• **WORK INSTRUCTIONS**
Select, from the data, each line where "좋아하는" occurs.

• **DATASET RECORDS**
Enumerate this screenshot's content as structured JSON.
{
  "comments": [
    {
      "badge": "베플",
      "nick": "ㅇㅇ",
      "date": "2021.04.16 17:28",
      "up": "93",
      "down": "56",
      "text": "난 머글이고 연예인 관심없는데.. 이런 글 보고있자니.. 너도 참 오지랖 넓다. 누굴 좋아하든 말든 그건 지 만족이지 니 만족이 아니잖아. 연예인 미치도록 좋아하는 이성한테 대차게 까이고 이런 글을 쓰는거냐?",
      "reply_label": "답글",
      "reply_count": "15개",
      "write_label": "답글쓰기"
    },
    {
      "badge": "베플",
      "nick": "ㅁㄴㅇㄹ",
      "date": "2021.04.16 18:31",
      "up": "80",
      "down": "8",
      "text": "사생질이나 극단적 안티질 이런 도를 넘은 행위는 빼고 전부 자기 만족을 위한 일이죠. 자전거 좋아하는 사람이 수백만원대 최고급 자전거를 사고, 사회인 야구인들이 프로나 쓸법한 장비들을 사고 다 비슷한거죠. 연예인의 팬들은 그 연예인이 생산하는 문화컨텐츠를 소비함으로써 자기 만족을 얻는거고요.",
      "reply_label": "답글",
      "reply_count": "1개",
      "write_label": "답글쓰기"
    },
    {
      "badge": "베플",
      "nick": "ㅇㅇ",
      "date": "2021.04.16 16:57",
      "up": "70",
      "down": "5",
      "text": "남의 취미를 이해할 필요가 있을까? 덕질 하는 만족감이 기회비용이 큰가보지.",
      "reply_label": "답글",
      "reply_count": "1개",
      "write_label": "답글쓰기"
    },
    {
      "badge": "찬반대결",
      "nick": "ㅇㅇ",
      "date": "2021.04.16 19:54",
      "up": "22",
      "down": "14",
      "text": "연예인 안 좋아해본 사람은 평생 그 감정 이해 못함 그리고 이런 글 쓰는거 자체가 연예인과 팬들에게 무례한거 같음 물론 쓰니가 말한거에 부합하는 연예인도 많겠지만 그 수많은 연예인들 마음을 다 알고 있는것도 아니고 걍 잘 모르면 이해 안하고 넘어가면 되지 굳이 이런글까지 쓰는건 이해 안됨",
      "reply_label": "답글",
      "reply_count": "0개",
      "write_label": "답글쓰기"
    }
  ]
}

• **REPLY TO THE EXERCISE**
      "text": "난 머글이고 연예인 관심없는데.. 이런 글 보고있자니.. 너도 참 오지랖 넓다. 누굴 좋아하든 말든 그건 지 만족이지 니 만족이 아니잖아. 연예인 미치도록 좋아하는 이성한테 대차게 까이고 이런 글을 쓰는거냐?",
      "text": "사생질이나 극단적 안티질 이런 도를 넘은 행위는 빼고 전부 자기 만족을 위한 일이죠. 자전거 좋아하는 사람이 수백만원대 최고급 자전거를 사고, 사회인 야구인들이 프로나 쓸법한 장비들을 사고 다 비슷한거죠. 연예인의 팬들은 그 연예인이 생산하는 문화컨텐츠를 소비함으로써 자기 만족을 얻는거고요.",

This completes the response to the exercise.